▶ [The data]
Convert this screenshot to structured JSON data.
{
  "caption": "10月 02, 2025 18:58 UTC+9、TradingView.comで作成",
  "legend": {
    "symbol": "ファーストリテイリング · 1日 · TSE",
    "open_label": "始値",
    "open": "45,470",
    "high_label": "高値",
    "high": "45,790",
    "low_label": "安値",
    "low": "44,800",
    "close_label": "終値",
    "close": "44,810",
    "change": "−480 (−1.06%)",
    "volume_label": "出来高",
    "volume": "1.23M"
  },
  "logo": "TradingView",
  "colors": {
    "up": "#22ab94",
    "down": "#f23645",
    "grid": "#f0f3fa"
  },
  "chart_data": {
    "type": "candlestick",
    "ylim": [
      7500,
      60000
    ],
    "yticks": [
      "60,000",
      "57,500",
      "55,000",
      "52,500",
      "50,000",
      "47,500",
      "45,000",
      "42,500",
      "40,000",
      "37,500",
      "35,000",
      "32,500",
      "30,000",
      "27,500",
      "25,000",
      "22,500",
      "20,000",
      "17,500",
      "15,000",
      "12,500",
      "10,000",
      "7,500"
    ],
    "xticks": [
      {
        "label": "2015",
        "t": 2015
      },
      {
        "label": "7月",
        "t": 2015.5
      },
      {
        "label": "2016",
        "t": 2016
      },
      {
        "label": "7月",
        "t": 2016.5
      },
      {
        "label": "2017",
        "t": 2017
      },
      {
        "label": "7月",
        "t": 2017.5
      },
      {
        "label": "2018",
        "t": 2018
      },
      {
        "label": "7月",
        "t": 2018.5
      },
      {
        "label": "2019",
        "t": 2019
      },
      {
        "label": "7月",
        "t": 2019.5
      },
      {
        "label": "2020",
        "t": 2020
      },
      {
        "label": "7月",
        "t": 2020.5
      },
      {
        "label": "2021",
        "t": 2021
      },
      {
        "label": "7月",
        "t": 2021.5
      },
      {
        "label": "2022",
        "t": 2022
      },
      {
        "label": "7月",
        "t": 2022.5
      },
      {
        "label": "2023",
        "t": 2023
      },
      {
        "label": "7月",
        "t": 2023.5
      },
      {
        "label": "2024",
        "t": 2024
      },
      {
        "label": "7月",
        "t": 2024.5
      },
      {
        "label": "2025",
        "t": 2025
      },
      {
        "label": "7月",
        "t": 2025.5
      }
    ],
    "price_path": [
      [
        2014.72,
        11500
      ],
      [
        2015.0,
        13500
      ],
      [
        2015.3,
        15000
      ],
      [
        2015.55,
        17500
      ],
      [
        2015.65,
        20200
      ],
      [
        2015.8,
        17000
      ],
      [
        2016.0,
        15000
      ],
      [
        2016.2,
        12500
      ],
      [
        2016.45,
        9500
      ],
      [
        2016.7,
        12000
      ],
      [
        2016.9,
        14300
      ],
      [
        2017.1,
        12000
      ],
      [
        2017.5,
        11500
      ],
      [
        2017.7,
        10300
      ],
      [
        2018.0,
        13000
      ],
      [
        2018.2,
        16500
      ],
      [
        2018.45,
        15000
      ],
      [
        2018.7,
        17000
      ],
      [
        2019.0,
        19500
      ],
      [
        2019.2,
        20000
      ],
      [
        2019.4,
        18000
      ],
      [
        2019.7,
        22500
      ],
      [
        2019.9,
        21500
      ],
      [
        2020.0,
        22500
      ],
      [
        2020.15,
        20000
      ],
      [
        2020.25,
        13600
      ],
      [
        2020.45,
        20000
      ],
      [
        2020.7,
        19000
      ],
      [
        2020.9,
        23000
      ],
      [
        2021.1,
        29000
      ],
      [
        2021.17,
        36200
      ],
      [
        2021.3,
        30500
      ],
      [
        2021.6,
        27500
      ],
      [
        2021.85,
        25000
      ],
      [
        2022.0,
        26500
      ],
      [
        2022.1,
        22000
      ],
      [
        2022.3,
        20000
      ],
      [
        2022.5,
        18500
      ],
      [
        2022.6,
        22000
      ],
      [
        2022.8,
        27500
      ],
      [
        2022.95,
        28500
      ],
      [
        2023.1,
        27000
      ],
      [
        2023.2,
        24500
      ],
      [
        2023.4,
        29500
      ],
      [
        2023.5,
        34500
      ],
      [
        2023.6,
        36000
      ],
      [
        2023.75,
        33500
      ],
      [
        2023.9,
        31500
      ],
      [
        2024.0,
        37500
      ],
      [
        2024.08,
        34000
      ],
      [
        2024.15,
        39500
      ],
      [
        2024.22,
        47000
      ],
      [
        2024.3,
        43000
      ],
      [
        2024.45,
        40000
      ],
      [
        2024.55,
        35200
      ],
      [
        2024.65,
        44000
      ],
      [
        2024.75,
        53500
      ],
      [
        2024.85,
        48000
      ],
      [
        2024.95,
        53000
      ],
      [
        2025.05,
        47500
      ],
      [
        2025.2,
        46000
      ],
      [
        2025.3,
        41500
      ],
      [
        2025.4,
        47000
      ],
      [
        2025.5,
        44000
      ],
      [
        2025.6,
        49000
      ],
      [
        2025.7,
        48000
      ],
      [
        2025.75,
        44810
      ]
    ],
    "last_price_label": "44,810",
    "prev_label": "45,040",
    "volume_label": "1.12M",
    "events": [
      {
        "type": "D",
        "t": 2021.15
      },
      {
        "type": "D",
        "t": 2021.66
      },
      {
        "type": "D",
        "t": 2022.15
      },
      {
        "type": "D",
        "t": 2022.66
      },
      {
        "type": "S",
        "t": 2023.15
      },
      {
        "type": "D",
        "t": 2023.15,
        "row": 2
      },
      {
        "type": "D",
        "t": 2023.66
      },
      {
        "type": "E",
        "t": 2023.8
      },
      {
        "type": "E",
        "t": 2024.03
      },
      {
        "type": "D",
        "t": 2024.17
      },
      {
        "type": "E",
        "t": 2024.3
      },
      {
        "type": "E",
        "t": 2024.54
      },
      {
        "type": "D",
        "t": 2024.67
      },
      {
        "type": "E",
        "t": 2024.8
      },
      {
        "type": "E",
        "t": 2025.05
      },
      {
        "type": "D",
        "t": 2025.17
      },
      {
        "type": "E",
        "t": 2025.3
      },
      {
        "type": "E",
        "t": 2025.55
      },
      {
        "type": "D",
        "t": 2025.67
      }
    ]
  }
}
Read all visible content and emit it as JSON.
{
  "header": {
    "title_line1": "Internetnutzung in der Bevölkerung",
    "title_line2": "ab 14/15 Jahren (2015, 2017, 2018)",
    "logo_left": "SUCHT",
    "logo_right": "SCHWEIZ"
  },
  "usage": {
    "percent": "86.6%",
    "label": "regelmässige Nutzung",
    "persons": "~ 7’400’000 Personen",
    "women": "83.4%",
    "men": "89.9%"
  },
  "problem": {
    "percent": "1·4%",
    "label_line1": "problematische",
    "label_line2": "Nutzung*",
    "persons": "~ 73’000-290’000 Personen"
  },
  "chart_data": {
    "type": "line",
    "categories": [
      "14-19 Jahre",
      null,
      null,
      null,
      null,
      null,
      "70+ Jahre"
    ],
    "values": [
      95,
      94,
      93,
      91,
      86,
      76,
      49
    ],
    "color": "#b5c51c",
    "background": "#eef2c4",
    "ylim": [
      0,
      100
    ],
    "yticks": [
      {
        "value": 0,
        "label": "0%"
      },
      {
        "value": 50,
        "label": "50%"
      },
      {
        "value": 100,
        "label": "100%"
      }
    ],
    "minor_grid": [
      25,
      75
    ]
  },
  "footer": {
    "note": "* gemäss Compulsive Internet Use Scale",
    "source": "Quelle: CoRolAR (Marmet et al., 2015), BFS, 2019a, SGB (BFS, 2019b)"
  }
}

▶ [What you should do]
Where a line above contains the string "persons", copy that line.

▶ [Solution]
    "persons": "~ 7’400’000 Personen",
    "persons": "~ 73’000-290’000 Personen"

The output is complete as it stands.